EXERCISE DIRECTIONS:
Transcribe every entry word for word, but skip the images.

— START DATA RECORDS —

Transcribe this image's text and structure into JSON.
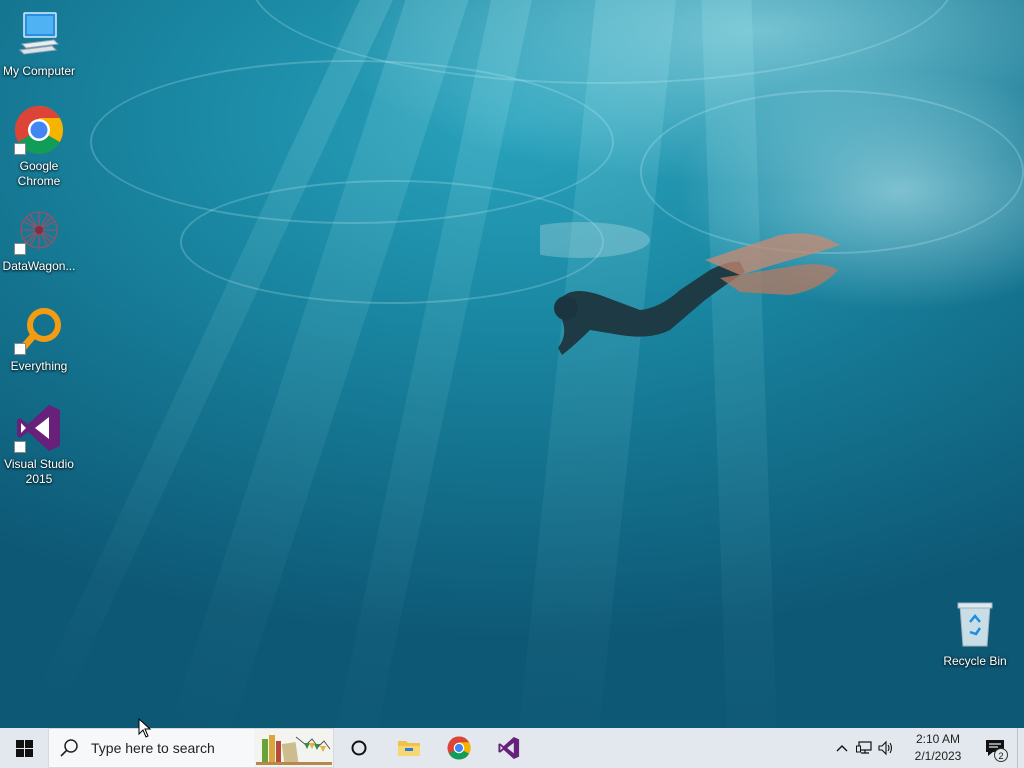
{
  "desktop": {
    "icons": [
      {
        "label": "My Computer"
      },
      {
        "label": "Google Chrome"
      },
      {
        "label": "DataWagon..."
      },
      {
        "label": "Everything"
      },
      {
        "label": "Visual Studio 2015"
      },
      {
        "label": "Recycle Bin"
      }
    ]
  },
  "taskbar": {
    "start_icon": "windows-logo-icon",
    "search": {
      "placeholder": "Type here to search"
    },
    "pinned_apps": [
      "cortana-icon",
      "file-explorer-icon",
      "chrome-icon",
      "visual-studio-icon"
    ],
    "tray": {
      "icons": [
        "chevron-up-icon",
        "network-icon",
        "volume-icon"
      ],
      "time": "2:10 AM",
      "date": "2/1/2023",
      "notification_count": "2"
    }
  },
  "colors": {
    "taskbar_bg": "#e2e8ee",
    "water": "#136f8b",
    "chrome_red": "#db4437",
    "chrome_green": "#0f9d58",
    "chrome_yellow": "#f4b400",
    "chrome_blue": "#4285f4",
    "visual_studio_purple": "#68217a",
    "everything_orange": "#f39c12"
  }
}
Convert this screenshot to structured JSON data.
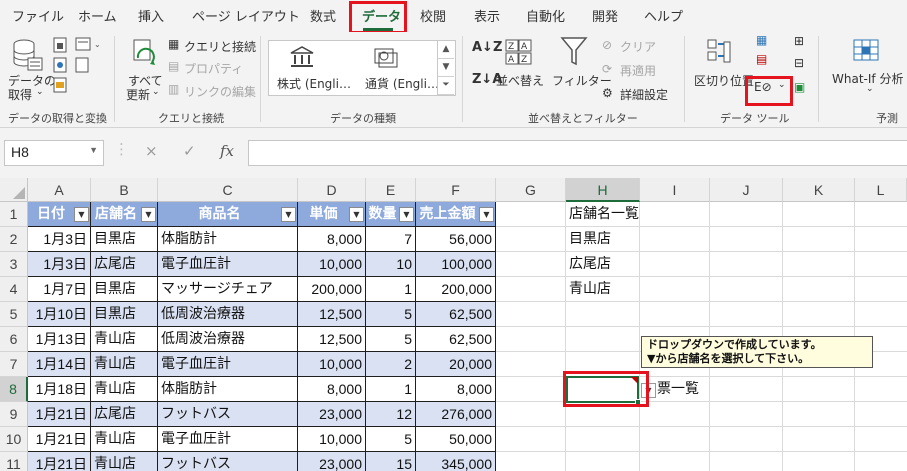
{
  "menu": {
    "tabs": [
      "ファイル",
      "ホーム",
      "挿入",
      "ページ レイアウト",
      "数式",
      "データ",
      "校閲",
      "表示",
      "自動化",
      "開発",
      "ヘルプ"
    ],
    "active_tab": "データ"
  },
  "ribbon": {
    "get_data": {
      "label_line1": "データの",
      "label_line2": "取得",
      "group": "データの取得と変換"
    },
    "queries": {
      "refresh_line1": "すべて",
      "refresh_line2": "更新",
      "queries_connections": "クエリと接続",
      "properties": "プロパティ",
      "edit_links": "リンクの編集",
      "group": "クエリと接続"
    },
    "data_types": {
      "stocks": "株式 (Engli…",
      "currencies": "通貨 (Engli…",
      "group": "データの種類"
    },
    "sort_filter": {
      "sort": "並べ替え",
      "filter": "フィルター",
      "clear": "クリア",
      "reapply": "再適用",
      "advanced": "詳細設定",
      "group": "並べ替えとフィルター"
    },
    "data_tools": {
      "text_to_columns": "区切り位置",
      "group": "データ ツール"
    },
    "forecast": {
      "whatif": "What-If 分析",
      "group": "予測"
    }
  },
  "formula_bar": {
    "name_box": "H8",
    "fx": "fx",
    "cancel": "×",
    "enter": "✓",
    "formula": ""
  },
  "columns": [
    "A",
    "B",
    "C",
    "D",
    "E",
    "F",
    "G",
    "H",
    "I",
    "J",
    "K",
    "L"
  ],
  "rows": [
    "1",
    "2",
    "3",
    "4",
    "5",
    "6",
    "7",
    "8",
    "9",
    "10",
    "11"
  ],
  "table": {
    "headers": [
      "日付",
      "店舗名",
      "商品名",
      "単価",
      "数量",
      "売上金額"
    ],
    "rows": [
      [
        "1月3日",
        "目黒店",
        "体脂肪計",
        "8,000",
        "7",
        "56,000"
      ],
      [
        "1月3日",
        "広尾店",
        "電子血圧計",
        "10,000",
        "10",
        "100,000"
      ],
      [
        "1月7日",
        "目黒店",
        "マッサージチェア",
        "200,000",
        "1",
        "200,000"
      ],
      [
        "1月10日",
        "目黒店",
        "低周波治療器",
        "12,500",
        "5",
        "62,500"
      ],
      [
        "1月13日",
        "青山店",
        "低周波治療器",
        "12,500",
        "5",
        "62,500"
      ],
      [
        "1月14日",
        "青山店",
        "電子血圧計",
        "10,000",
        "2",
        "20,000"
      ],
      [
        "1月18日",
        "青山店",
        "体脂肪計",
        "8,000",
        "1",
        "8,000"
      ],
      [
        "1月21日",
        "広尾店",
        "フットバス",
        "23,000",
        "12",
        "276,000"
      ],
      [
        "1月21日",
        "青山店",
        "電子血圧計",
        "10,000",
        "5",
        "50,000"
      ],
      [
        "1月21日",
        "青山店",
        "フットバス",
        "23,000",
        "15",
        "345,000"
      ]
    ]
  },
  "store_list": {
    "title": "店舗名一覧",
    "items": [
      "目黒店",
      "広尾店",
      "青山店"
    ]
  },
  "tooltip": {
    "line1": "ドロップダウンで作成しています。",
    "line2": "▼から店舗名を選択して下さい。"
  },
  "i8_text": "票一覧",
  "colors": {
    "accent": "#1e6b3b",
    "highlight": "#e4131e",
    "table_header": "#8ea9db",
    "table_band": "#d9e1f2"
  }
}
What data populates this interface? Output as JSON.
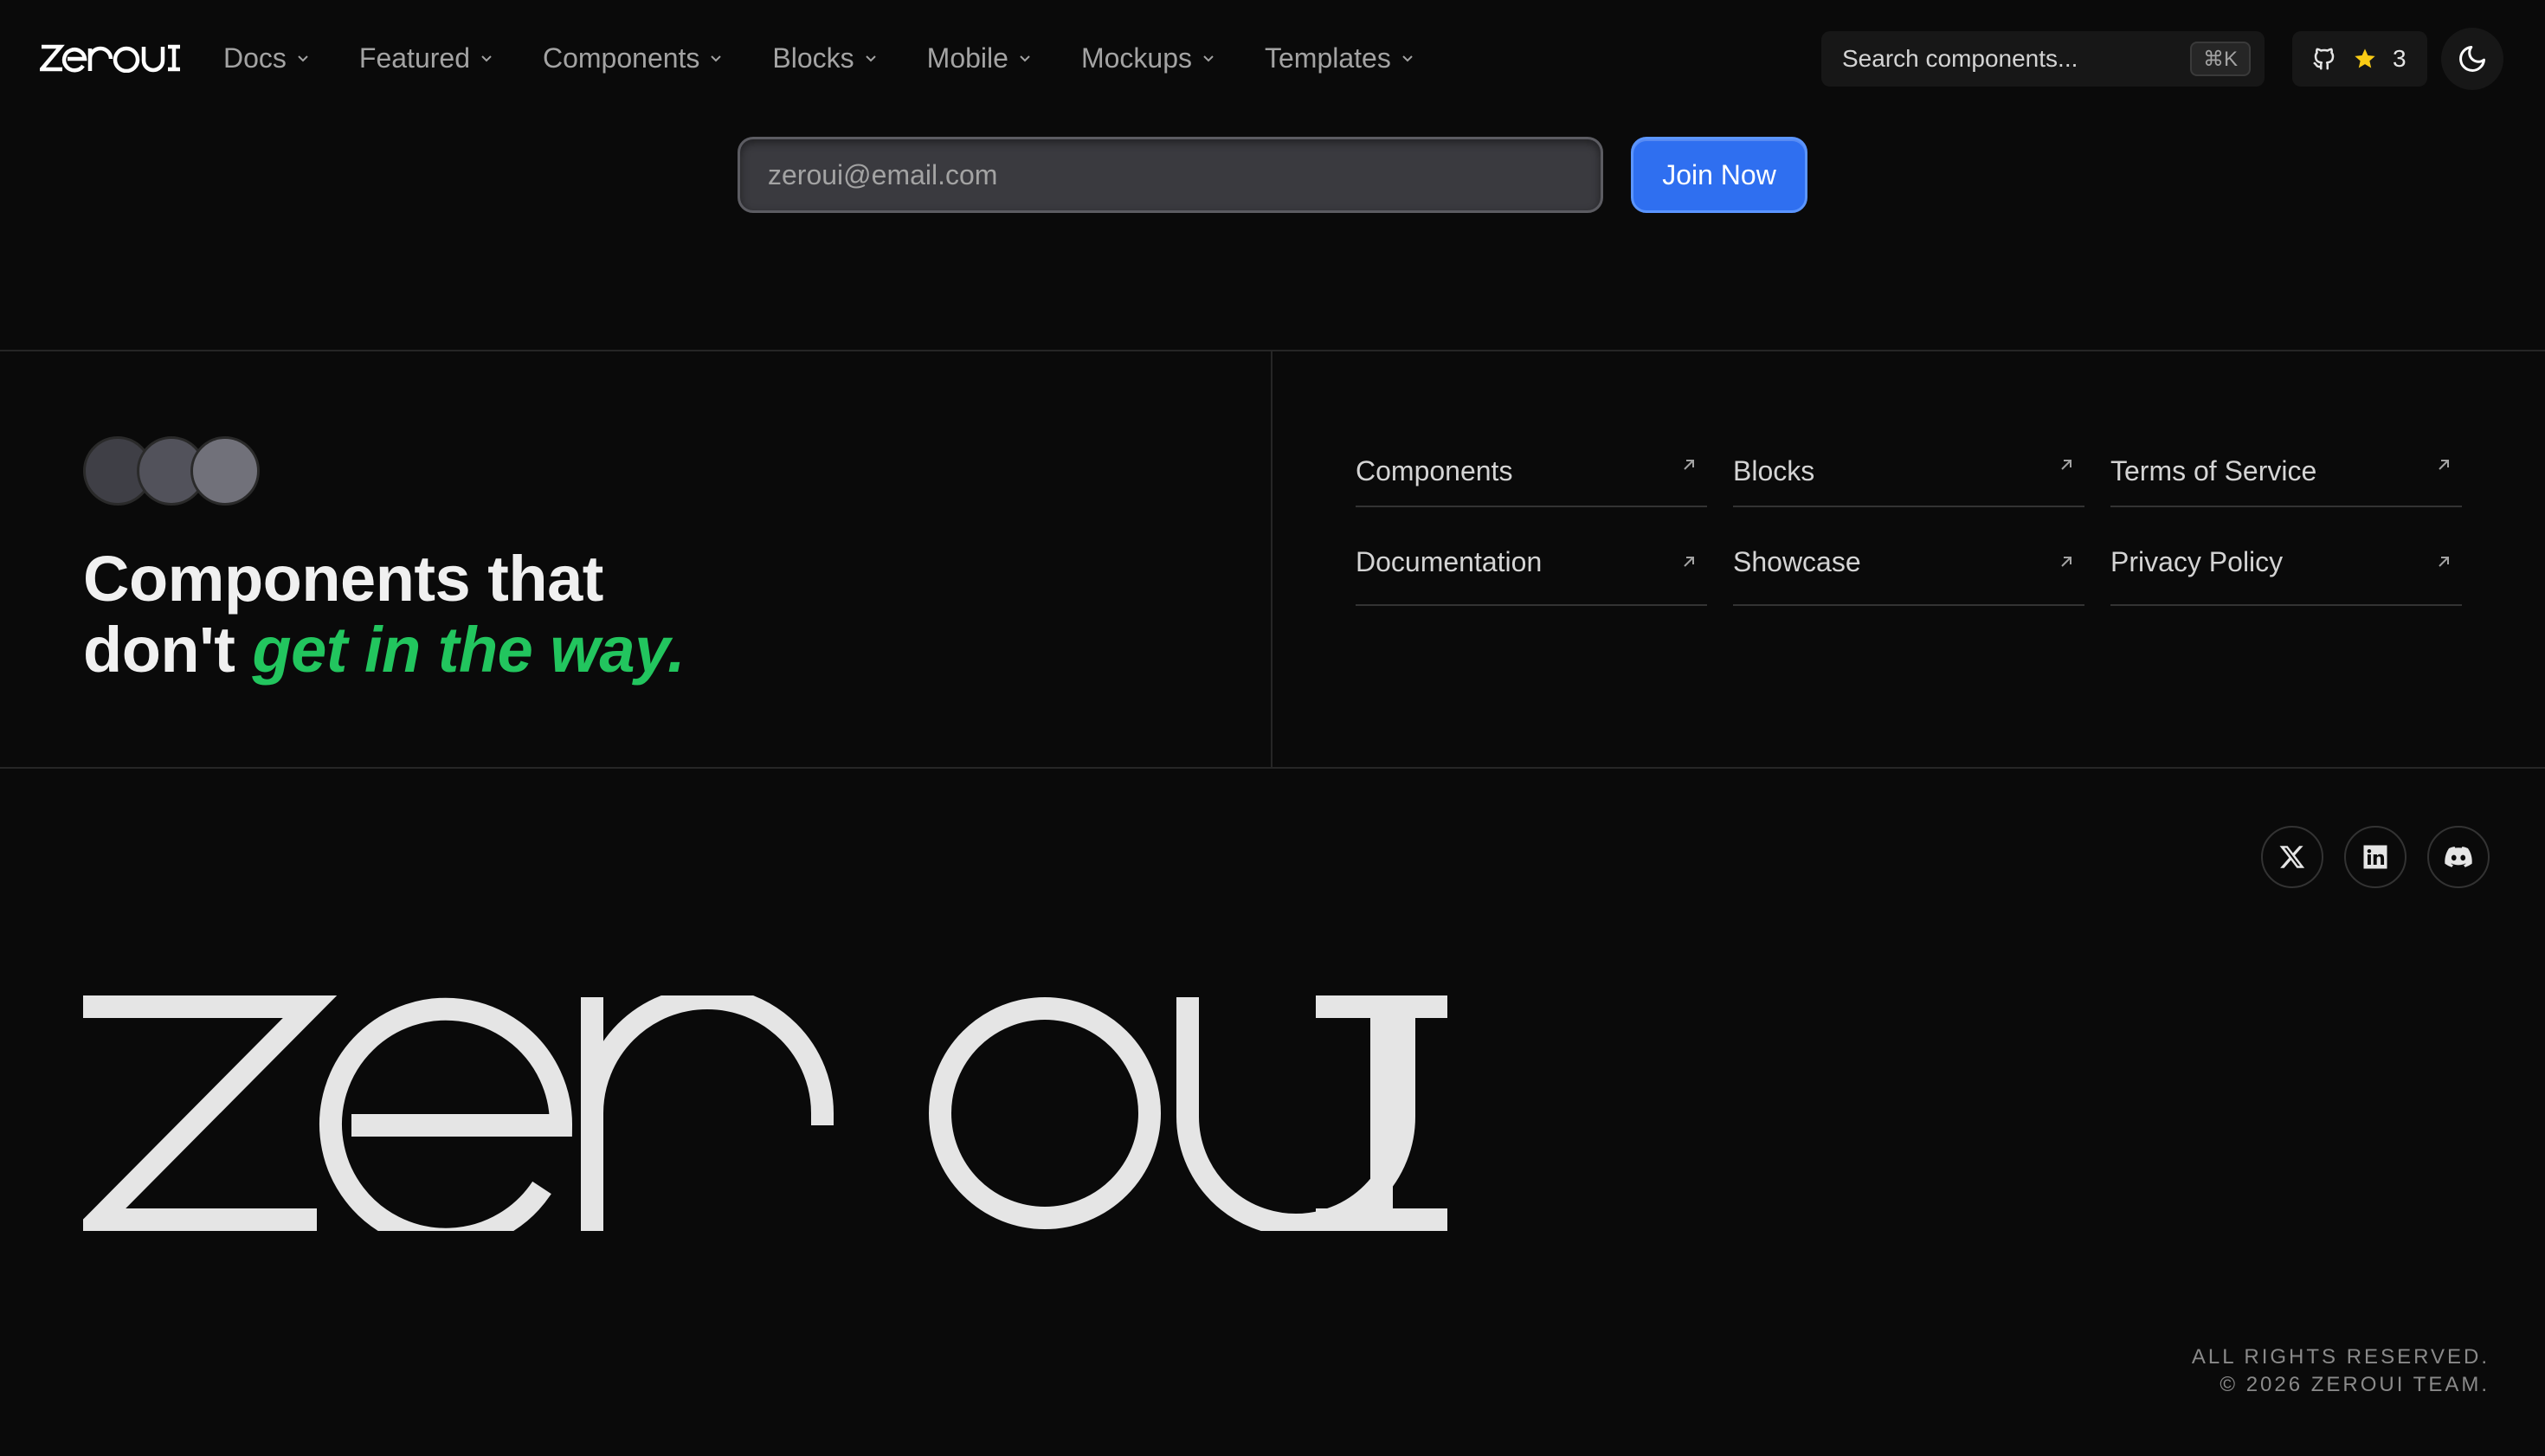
{
  "brand": {
    "name": "zeroui"
  },
  "nav": {
    "items": [
      {
        "label": "Docs"
      },
      {
        "label": "Featured"
      },
      {
        "label": "Components"
      },
      {
        "label": "Blocks"
      },
      {
        "label": "Mobile"
      },
      {
        "label": "Mockups"
      },
      {
        "label": "Templates"
      }
    ],
    "search_placeholder": "Search components...",
    "search_shortcut": "⌘K",
    "github_stars": "3"
  },
  "newsletter": {
    "email_value": "",
    "email_placeholder": "zeroui@email.com",
    "join_label": "Join Now"
  },
  "hero": {
    "tagline_line1": "Components that",
    "tagline_line2_prefix": "don't",
    "tagline_accent": "get in the way."
  },
  "links": [
    {
      "label": "Components"
    },
    {
      "label": "Blocks"
    },
    {
      "label": "Terms of Service"
    },
    {
      "label": "Documentation"
    },
    {
      "label": "Showcase"
    },
    {
      "label": "Privacy Policy"
    }
  ],
  "social": [
    "x-icon",
    "linkedin-icon",
    "discord-icon"
  ],
  "footer": {
    "rights_line1": "ALL RIGHTS RESERVED.",
    "rights_line2": "© 2026 ZEROUI TEAM."
  },
  "colors": {
    "background": "#0a0a0a",
    "accent_green": "#22c55e",
    "primary_blue": "#2f6ff0",
    "star": "#facc15"
  }
}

— END DATA RECORDS —

TASK SOLUTION:
Transcribe this image's text and structure into JSON.
{
  "desktop": {
    "icons": [
      {
        "label": "My Computer"
      },
      {
        "label": "Google Chrome"
      },
      {
        "label": "DataWagon..."
      },
      {
        "label": "Everything"
      },
      {
        "label": "Visual Studio 2015"
      },
      {
        "label": "Recycle Bin"
      }
    ]
  },
  "taskbar": {
    "start_icon": "windows-logo-icon",
    "search": {
      "placeholder": "Type here to search"
    },
    "pinned_apps": [
      "cortana-icon",
      "file-explorer-icon",
      "chrome-icon",
      "visual-studio-icon"
    ],
    "tray": {
      "icons": [
        "chevron-up-icon",
        "network-icon",
        "volume-icon"
      ],
      "time": "2:10 AM",
      "date": "2/1/2023",
      "notification_count": "2"
    }
  },
  "colors": {
    "taskbar_bg": "#e2e8ee",
    "water": "#136f8b",
    "chrome_red": "#db4437",
    "chrome_green": "#0f9d58",
    "chrome_yellow": "#f4b400",
    "chrome_blue": "#4285f4",
    "visual_studio_purple": "#68217a",
    "everything_orange": "#f39c12"
  }
}
Convert this screenshot to structured JSON data.
{
  "menu": {
    "tabs": [
      "ファイル",
      "ホーム",
      "挿入",
      "ページ レイアウト",
      "数式",
      "データ",
      "校閲",
      "表示",
      "自動化",
      "開発",
      "ヘルプ"
    ],
    "active_tab": "データ"
  },
  "ribbon": {
    "get_data": {
      "label_line1": "データの",
      "label_line2": "取得",
      "group": "データの取得と変換"
    },
    "queries": {
      "refresh_line1": "すべて",
      "refresh_line2": "更新",
      "queries_connections": "クエリと接続",
      "properties": "プロパティ",
      "edit_links": "リンクの編集",
      "group": "クエリと接続"
    },
    "data_types": {
      "stocks": "株式 (Engli…",
      "currencies": "通貨 (Engli…",
      "group": "データの種類"
    },
    "sort_filter": {
      "sort": "並べ替え",
      "filter": "フィルター",
      "clear": "クリア",
      "reapply": "再適用",
      "advanced": "詳細設定",
      "group": "並べ替えとフィルター"
    },
    "data_tools": {
      "text_to_columns": "区切り位置",
      "group": "データ ツール"
    },
    "forecast": {
      "whatif": "What-If 分析",
      "group": "予測"
    }
  },
  "formula_bar": {
    "name_box": "H8",
    "fx": "fx",
    "cancel": "×",
    "enter": "✓",
    "formula": ""
  },
  "columns": [
    "A",
    "B",
    "C",
    "D",
    "E",
    "F",
    "G",
    "H",
    "I",
    "J",
    "K",
    "L"
  ],
  "rows": [
    "1",
    "2",
    "3",
    "4",
    "5",
    "6",
    "7",
    "8",
    "9",
    "10",
    "11"
  ],
  "table": {
    "headers": [
      "日付",
      "店舗名",
      "商品名",
      "単価",
      "数量",
      "売上金額"
    ],
    "rows": [
      [
        "1月3日",
        "目黒店",
        "体脂肪計",
        "8,000",
        "7",
        "56,000"
      ],
      [
        "1月3日",
        "広尾店",
        "電子血圧計",
        "10,000",
        "10",
        "100,000"
      ],
      [
        "1月7日",
        "目黒店",
        "マッサージチェア",
        "200,000",
        "1",
        "200,000"
      ],
      [
        "1月10日",
        "目黒店",
        "低周波治療器",
        "12,500",
        "5",
        "62,500"
      ],
      [
        "1月13日",
        "青山店",
        "低周波治療器",
        "12,500",
        "5",
        "62,500"
      ],
      [
        "1月14日",
        "青山店",
        "電子血圧計",
        "10,000",
        "2",
        "20,000"
      ],
      [
        "1月18日",
        "青山店",
        "体脂肪計",
        "8,000",
        "1",
        "8,000"
      ],
      [
        "1月21日",
        "広尾店",
        "フットバス",
        "23,000",
        "12",
        "276,000"
      ],
      [
        "1月21日",
        "青山店",
        "電子血圧計",
        "10,000",
        "5",
        "50,000"
      ],
      [
        "1月21日",
        "青山店",
        "フットバス",
        "23,000",
        "15",
        "345,000"
      ]
    ]
  },
  "store_list": {
    "title": "店舗名一覧",
    "items": [
      "目黒店",
      "広尾店",
      "青山店"
    ]
  },
  "tooltip": {
    "line1": "ドロップダウンで作成しています。",
    "line2": "▼から店舗名を選択して下さい。"
  },
  "i8_text": "票一覧",
  "colors": {
    "accent": "#1e6b3b",
    "highlight": "#e4131e",
    "table_header": "#8ea9db",
    "table_band": "#d9e1f2"
  }
}
What data populates this interface? Output as JSON.
{
  "brand": {
    "name": "zeroui"
  },
  "nav": {
    "items": [
      {
        "label": "Docs"
      },
      {
        "label": "Featured"
      },
      {
        "label": "Components"
      },
      {
        "label": "Blocks"
      },
      {
        "label": "Mobile"
      },
      {
        "label": "Mockups"
      },
      {
        "label": "Templates"
      }
    ],
    "search_placeholder": "Search components...",
    "search_shortcut": "⌘K",
    "github_stars": "3"
  },
  "newsletter": {
    "email_value": "",
    "email_placeholder": "zeroui@email.com",
    "join_label": "Join Now"
  },
  "hero": {
    "tagline_line1": "Components that",
    "tagline_line2_prefix": "don't",
    "tagline_accent": "get in the way."
  },
  "links": [
    {
      "label": "Components"
    },
    {
      "label": "Blocks"
    },
    {
      "label": "Terms of Service"
    },
    {
      "label": "Documentation"
    },
    {
      "label": "Showcase"
    },
    {
      "label": "Privacy Policy"
    }
  ],
  "social": [
    "x-icon",
    "linkedin-icon",
    "discord-icon"
  ],
  "footer": {
    "rights_line1": "ALL RIGHTS RESERVED.",
    "rights_line2": "© 2026 ZEROUI TEAM."
  },
  "colors": {
    "background": "#0a0a0a",
    "accent_green": "#22c55e",
    "primary_blue": "#2f6ff0",
    "star": "#facc15"
  }
}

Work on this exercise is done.